● DATA ENTRIES
----------------------------------------

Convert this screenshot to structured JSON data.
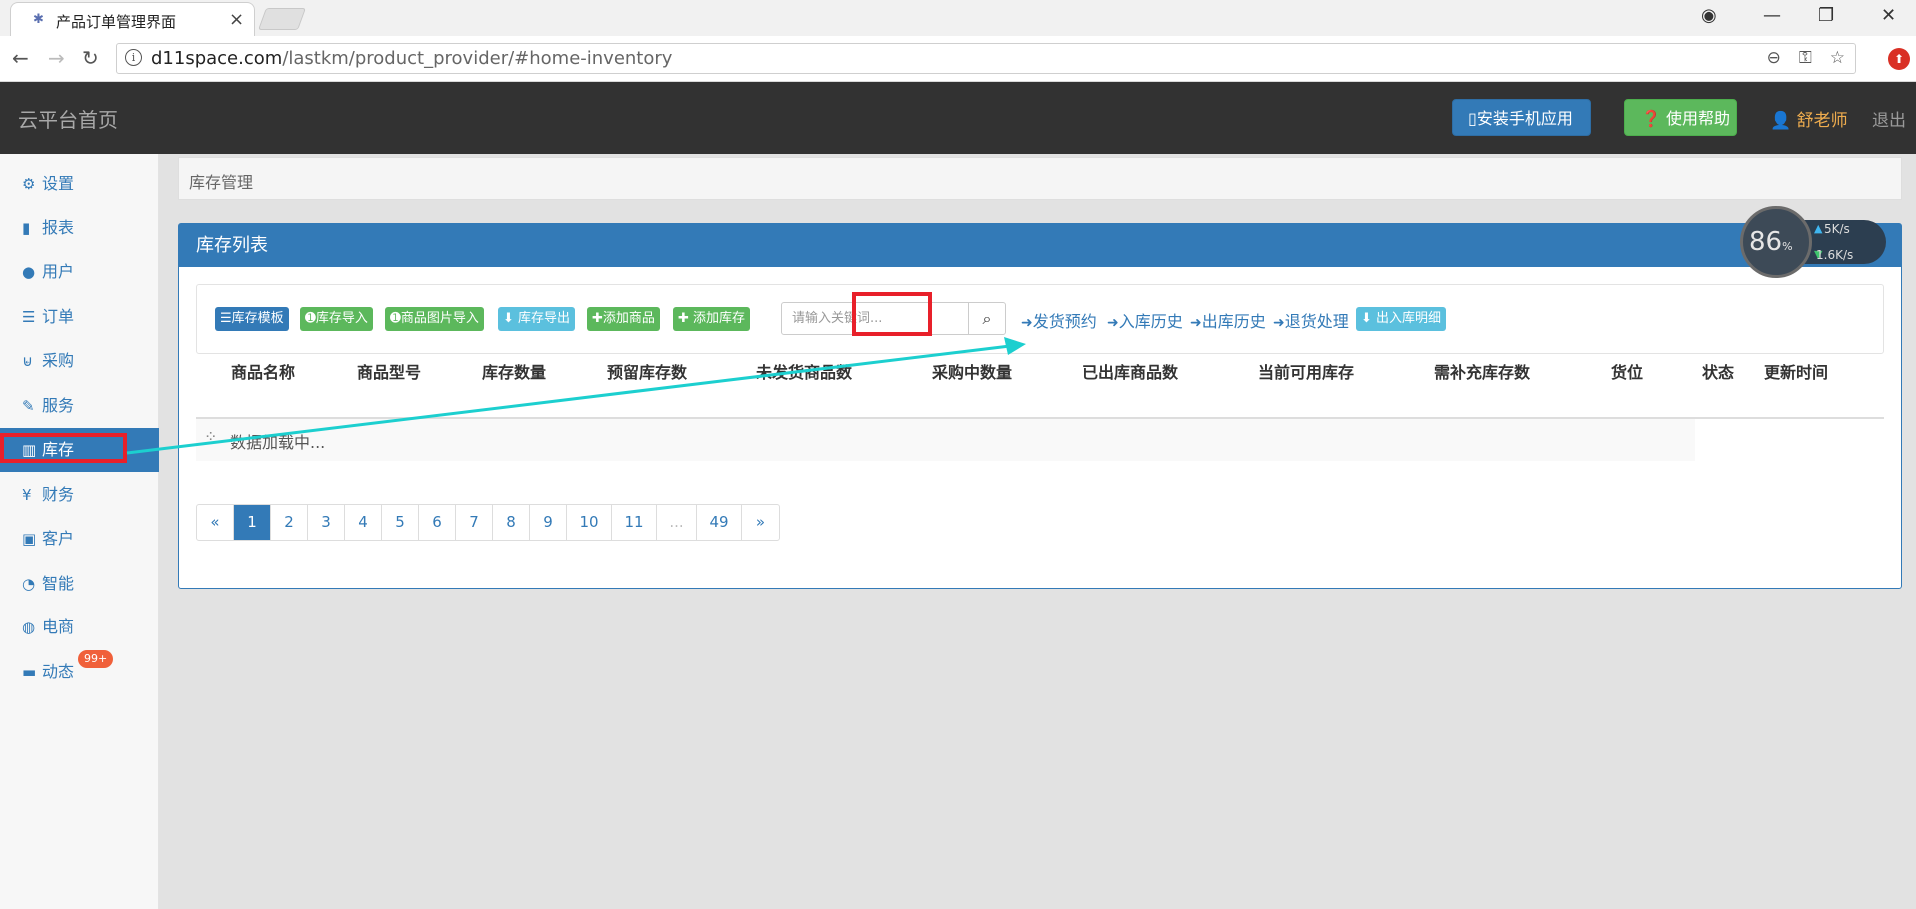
{
  "browser": {
    "tab_title": "产品订单管理界面",
    "url_host": "d11space.com",
    "url_path": "/lastkm/product_provider/#home-inventory"
  },
  "header": {
    "app_title": "云平台首页",
    "install_app": "安装手机应用",
    "help": "使用帮助",
    "user": "舒老师",
    "logout": "退出"
  },
  "sidebar": {
    "items": [
      {
        "label": "设置",
        "icon": "gear-icon"
      },
      {
        "label": "报表",
        "icon": "bar-chart-icon"
      },
      {
        "label": "用户",
        "icon": "user-icon"
      },
      {
        "label": "订单",
        "icon": "list-icon"
      },
      {
        "label": "采购",
        "icon": "cart-icon"
      },
      {
        "label": "服务",
        "icon": "wrench-icon"
      },
      {
        "label": "库存",
        "icon": "barcode-icon"
      },
      {
        "label": "财务",
        "icon": "yen-icon"
      },
      {
        "label": "客户",
        "icon": "briefcase-icon"
      },
      {
        "label": "智能",
        "icon": "dashboard-icon"
      },
      {
        "label": "电商",
        "icon": "globe-icon"
      },
      {
        "label": "动态",
        "icon": "comment-icon"
      }
    ],
    "badge": "99+"
  },
  "breadcrumb": "库存管理",
  "panel": {
    "title": "库存列表",
    "buttons": {
      "template": "库存模板",
      "import": "库存导入",
      "image_import": "商品图片导入",
      "export": "库存导出",
      "add_product": "添加商品",
      "add_stock": "添加库存",
      "detail": "出入库明细"
    },
    "search_placeholder": "请输入关键词...",
    "links": {
      "ship_reserve": "发货预约",
      "inbound_history": "入库历史",
      "outbound_history": "出库历史",
      "returns": "退货处理"
    },
    "columns": [
      "商品名称",
      "商品型号",
      "库存数量",
      "预留库存数",
      "未发货商品数",
      "采购中数量",
      "已出库商品数",
      "当前可用库存",
      "需补充库存数",
      "货位",
      "状态",
      "更新时间"
    ],
    "loading": "数据加载中..."
  },
  "pagination": [
    "«",
    "1",
    "2",
    "3",
    "4",
    "5",
    "6",
    "7",
    "8",
    "9",
    "10",
    "11",
    "...",
    "49",
    "»"
  ],
  "pagination_active": "1",
  "net_widget": {
    "percent": "86",
    "percent_sign": "%",
    "up": "5K/s",
    "down": "1.6K/s"
  },
  "colors": {
    "primary": "#337ab7",
    "success": "#5cb85c",
    "info": "#5bc0de",
    "highlight": "#e8202a",
    "arrow": "#1ccfcf",
    "header_bg": "#323232"
  }
}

----------------------------------------

● TASK GOAL
Print each line of the material above exactly, with the pictures removed from your copy.

● FINISHED EXERCISE
Convert this screenshot to structured JSON data.
{
  "browser": {
    "tab_title": "产品订单管理界面",
    "url_host": "d11space.com",
    "url_path": "/lastkm/product_provider/#home-inventory"
  },
  "header": {
    "app_title": "云平台首页",
    "install_app": "安装手机应用",
    "help": "使用帮助",
    "user": "舒老师",
    "logout": "退出"
  },
  "sidebar": {
    "items": [
      {
        "label": "设置",
        "icon": "gear-icon"
      },
      {
        "label": "报表",
        "icon": "bar-chart-icon"
      },
      {
        "label": "用户",
        "icon": "user-icon"
      },
      {
        "label": "订单",
        "icon": "list-icon"
      },
      {
        "label": "采购",
        "icon": "cart-icon"
      },
      {
        "label": "服务",
        "icon": "wrench-icon"
      },
      {
        "label": "库存",
        "icon": "barcode-icon"
      },
      {
        "label": "财务",
        "icon": "yen-icon"
      },
      {
        "label": "客户",
        "icon": "briefcase-icon"
      },
      {
        "label": "智能",
        "icon": "dashboard-icon"
      },
      {
        "label": "电商",
        "icon": "globe-icon"
      },
      {
        "label": "动态",
        "icon": "comment-icon"
      }
    ],
    "badge": "99+"
  },
  "breadcrumb": "库存管理",
  "panel": {
    "title": "库存列表",
    "buttons": {
      "template": "库存模板",
      "import": "库存导入",
      "image_import": "商品图片导入",
      "export": "库存导出",
      "add_product": "添加商品",
      "add_stock": "添加库存",
      "detail": "出入库明细"
    },
    "search_placeholder": "请输入关键词...",
    "links": {
      "ship_reserve": "发货预约",
      "inbound_history": "入库历史",
      "outbound_history": "出库历史",
      "returns": "退货处理"
    },
    "columns": [
      "商品名称",
      "商品型号",
      "库存数量",
      "预留库存数",
      "未发货商品数",
      "采购中数量",
      "已出库商品数",
      "当前可用库存",
      "需补充库存数",
      "货位",
      "状态",
      "更新时间"
    ],
    "loading": "数据加载中..."
  },
  "pagination": [
    "«",
    "1",
    "2",
    "3",
    "4",
    "5",
    "6",
    "7",
    "8",
    "9",
    "10",
    "11",
    "...",
    "49",
    "»"
  ],
  "pagination_active": "1",
  "net_widget": {
    "percent": "86",
    "percent_sign": "%",
    "up": "5K/s",
    "down": "1.6K/s"
  },
  "colors": {
    "primary": "#337ab7",
    "success": "#5cb85c",
    "info": "#5bc0de",
    "highlight": "#e8202a",
    "arrow": "#1ccfcf",
    "header_bg": "#323232"
  }
}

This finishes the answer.